WHAT THIS TASK INVOLVES
Your task is to repeat all of the material exactly.

RAW RECORDS
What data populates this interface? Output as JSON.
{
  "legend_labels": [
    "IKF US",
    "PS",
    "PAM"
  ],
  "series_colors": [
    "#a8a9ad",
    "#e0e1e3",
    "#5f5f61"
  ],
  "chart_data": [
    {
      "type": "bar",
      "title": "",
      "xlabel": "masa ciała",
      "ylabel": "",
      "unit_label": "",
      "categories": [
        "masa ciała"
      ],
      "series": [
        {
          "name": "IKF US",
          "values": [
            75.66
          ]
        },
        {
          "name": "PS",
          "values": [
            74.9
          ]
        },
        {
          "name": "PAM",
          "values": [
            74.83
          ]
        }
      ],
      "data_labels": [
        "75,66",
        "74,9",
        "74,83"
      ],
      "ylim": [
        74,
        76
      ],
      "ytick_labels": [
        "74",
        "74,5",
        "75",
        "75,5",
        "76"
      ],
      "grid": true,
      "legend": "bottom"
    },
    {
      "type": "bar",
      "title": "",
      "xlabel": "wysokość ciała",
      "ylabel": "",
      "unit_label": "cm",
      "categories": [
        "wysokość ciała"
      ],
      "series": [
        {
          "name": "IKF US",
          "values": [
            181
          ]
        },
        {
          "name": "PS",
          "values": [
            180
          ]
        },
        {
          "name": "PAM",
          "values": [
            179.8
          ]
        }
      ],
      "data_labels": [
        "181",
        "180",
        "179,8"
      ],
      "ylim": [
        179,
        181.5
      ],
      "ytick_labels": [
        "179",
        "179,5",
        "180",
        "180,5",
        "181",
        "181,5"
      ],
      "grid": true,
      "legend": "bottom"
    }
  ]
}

TASK RESPONSE
What data populates this interface? Output as JSON.
{
  "legend_labels": [
    "IKF US",
    "PS",
    "PAM"
  ],
  "series_colors": [
    "#a8a9ad",
    "#e0e1e3",
    "#5f5f61"
  ],
  "chart_data": [
    {
      "type": "bar",
      "title": "",
      "xlabel": "masa ciała",
      "ylabel": "",
      "unit_label": "",
      "categories": [
        "masa ciała"
      ],
      "series": [
        {
          "name": "IKF US",
          "values": [
            75.66
          ]
        },
        {
          "name": "PS",
          "values": [
            74.9
          ]
        },
        {
          "name": "PAM",
          "values": [
            74.83
          ]
        }
      ],
      "data_labels": [
        "75,66",
        "74,9",
        "74,83"
      ],
      "ylim": [
        74,
        76
      ],
      "ytick_labels": [
        "74",
        "74,5",
        "75",
        "75,5",
        "76"
      ],
      "grid": true,
      "legend": "bottom"
    },
    {
      "type": "bar",
      "title": "",
      "xlabel": "wysokość ciała",
      "ylabel": "",
      "unit_label": "cm",
      "categories": [
        "wysokość ciała"
      ],
      "series": [
        {
          "name": "IKF US",
          "values": [
            181
          ]
        },
        {
          "name": "PS",
          "values": [
            180
          ]
        },
        {
          "name": "PAM",
          "values": [
            179.8
          ]
        }
      ],
      "data_labels": [
        "181",
        "180",
        "179,8"
      ],
      "ylim": [
        179,
        181.5
      ],
      "ytick_labels": [
        "179",
        "179,5",
        "180",
        "180,5",
        "181",
        "181,5"
      ],
      "grid": true,
      "legend": "bottom"
    }
  ]
}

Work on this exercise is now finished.